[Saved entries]
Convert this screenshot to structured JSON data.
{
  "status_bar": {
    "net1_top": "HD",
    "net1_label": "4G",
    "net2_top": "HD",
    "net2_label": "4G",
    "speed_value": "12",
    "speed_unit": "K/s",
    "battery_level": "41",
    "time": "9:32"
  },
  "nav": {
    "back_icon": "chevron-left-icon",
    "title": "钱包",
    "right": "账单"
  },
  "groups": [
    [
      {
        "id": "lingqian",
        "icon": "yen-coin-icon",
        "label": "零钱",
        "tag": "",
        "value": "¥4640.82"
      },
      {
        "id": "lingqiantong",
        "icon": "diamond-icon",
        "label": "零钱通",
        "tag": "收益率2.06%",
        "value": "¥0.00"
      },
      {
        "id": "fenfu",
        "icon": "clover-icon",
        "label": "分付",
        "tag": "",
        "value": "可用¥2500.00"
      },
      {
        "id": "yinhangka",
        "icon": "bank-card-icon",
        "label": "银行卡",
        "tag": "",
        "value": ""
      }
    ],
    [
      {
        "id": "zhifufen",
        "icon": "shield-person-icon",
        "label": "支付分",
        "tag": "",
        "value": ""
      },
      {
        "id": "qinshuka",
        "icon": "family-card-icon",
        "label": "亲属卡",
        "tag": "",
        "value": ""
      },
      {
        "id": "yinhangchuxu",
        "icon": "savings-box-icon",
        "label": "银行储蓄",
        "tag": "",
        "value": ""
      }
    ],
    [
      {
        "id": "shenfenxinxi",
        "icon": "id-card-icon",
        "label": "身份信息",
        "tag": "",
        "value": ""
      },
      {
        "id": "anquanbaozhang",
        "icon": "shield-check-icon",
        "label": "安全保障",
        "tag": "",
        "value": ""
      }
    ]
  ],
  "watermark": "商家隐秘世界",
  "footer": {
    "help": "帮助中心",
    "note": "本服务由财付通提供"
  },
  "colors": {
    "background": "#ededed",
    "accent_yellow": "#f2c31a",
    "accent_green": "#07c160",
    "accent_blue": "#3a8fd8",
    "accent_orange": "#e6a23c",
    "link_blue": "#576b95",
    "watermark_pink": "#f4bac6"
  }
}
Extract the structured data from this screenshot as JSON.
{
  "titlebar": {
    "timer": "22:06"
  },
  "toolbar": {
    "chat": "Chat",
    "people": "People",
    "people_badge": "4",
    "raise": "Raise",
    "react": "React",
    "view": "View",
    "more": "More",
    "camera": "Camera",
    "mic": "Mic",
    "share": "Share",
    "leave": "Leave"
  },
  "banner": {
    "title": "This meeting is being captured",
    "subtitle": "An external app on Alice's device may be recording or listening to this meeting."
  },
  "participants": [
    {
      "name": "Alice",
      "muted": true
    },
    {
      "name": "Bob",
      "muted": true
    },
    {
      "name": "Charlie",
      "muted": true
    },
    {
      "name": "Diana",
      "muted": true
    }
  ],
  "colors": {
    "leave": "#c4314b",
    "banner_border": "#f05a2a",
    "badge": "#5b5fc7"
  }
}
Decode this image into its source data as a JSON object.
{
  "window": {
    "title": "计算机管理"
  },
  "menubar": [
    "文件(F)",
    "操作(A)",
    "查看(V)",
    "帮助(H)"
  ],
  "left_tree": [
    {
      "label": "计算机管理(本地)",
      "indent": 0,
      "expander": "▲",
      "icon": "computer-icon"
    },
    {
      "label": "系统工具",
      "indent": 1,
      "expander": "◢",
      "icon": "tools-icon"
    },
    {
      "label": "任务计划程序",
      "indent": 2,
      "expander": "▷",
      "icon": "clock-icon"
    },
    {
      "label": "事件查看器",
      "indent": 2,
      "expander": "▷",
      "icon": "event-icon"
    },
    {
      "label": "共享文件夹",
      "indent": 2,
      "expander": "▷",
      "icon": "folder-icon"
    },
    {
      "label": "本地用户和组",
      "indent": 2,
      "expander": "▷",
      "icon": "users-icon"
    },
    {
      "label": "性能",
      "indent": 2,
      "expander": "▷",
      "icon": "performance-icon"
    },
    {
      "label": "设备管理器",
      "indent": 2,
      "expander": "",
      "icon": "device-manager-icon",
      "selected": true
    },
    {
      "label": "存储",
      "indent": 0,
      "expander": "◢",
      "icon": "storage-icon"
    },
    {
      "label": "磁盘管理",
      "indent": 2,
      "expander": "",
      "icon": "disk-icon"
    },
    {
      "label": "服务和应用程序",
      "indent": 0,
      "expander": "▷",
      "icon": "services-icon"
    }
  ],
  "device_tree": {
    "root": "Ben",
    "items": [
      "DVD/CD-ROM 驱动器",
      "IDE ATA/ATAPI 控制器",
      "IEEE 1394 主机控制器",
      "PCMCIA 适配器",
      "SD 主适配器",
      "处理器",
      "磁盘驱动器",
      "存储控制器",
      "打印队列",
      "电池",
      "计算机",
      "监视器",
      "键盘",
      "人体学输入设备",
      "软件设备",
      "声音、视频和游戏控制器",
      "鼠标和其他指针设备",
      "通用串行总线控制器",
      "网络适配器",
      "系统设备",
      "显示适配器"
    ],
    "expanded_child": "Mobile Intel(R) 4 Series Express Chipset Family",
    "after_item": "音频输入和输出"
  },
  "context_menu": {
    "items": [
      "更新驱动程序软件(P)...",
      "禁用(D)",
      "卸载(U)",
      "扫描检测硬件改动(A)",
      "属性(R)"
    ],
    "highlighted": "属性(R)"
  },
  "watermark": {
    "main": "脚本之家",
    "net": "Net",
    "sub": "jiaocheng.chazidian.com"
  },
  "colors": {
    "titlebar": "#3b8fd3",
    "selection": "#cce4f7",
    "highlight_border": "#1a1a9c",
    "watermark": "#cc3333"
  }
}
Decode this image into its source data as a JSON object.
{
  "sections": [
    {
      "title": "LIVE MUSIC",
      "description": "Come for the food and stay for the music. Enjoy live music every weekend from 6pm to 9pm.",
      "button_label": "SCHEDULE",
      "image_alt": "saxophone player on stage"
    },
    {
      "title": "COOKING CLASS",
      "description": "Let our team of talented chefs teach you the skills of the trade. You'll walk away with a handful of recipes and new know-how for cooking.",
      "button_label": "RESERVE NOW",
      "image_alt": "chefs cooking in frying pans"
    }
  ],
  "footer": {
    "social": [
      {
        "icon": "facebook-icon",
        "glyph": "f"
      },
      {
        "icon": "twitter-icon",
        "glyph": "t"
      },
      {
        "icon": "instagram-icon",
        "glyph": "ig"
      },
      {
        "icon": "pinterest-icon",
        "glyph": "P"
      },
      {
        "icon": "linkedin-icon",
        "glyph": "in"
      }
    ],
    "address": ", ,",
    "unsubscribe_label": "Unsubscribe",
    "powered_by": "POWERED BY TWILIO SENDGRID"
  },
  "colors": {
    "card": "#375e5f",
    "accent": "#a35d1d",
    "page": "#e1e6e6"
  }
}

TASK DESCRIPTION: Copy every line of the listing that includes the string "structured".

REPLY TO THE TASK:
Convert this screenshot to structured JSON data.
Extract the structured data from this screenshot as JSON.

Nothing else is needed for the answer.